Reproduce the material below verbatim, from its first line down to the line containing "side-height-label: 1.89in bbox=[643, 100, 679, 115]", including both ends.
[Start of Material for this task]
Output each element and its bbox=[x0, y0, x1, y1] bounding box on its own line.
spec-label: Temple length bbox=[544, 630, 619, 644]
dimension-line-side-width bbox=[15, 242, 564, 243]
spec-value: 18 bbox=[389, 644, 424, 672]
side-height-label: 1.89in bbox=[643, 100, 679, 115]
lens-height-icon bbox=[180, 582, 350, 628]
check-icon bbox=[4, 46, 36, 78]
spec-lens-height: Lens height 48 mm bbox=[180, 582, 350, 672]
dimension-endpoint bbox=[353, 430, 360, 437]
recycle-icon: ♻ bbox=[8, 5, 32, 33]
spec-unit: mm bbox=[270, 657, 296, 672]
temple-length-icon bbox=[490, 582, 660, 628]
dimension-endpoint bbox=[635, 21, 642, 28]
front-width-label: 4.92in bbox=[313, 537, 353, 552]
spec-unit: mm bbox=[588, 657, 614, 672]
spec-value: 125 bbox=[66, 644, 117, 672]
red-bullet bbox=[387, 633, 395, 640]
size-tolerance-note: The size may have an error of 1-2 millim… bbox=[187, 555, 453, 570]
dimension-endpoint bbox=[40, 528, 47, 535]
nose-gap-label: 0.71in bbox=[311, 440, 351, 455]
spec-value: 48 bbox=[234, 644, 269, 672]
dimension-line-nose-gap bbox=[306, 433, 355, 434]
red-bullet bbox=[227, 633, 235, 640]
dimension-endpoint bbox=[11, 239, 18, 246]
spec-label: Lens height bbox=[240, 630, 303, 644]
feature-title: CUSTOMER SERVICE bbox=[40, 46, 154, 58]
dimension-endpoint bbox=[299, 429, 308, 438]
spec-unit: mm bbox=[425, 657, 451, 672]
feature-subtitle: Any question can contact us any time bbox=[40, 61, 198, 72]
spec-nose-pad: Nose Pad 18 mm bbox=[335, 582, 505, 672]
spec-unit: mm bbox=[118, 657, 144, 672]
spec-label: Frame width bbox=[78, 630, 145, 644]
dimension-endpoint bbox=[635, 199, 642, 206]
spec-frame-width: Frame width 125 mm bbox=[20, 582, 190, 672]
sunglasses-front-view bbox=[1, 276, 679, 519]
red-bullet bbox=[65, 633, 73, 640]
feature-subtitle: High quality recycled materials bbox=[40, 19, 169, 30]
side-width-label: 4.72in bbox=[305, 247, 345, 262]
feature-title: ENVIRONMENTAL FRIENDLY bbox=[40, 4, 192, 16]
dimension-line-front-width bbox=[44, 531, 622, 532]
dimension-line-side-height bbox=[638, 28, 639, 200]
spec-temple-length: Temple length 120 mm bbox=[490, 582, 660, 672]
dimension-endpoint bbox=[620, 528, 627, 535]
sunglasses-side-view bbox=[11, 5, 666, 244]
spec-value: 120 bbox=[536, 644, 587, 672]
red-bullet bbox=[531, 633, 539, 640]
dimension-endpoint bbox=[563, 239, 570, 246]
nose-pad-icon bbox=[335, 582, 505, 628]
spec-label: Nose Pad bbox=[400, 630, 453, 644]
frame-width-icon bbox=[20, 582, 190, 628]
[End of Material for this task]
Solution below:
Output each element and its bbox=[x0, y0, x1, y1] bounding box on its own line.
spec-label: Temple length bbox=[544, 630, 619, 644]
dimension-line-side-width bbox=[15, 242, 564, 243]
spec-value: 18 bbox=[389, 644, 424, 672]
side-height-label: 1.89in bbox=[643, 100, 679, 115]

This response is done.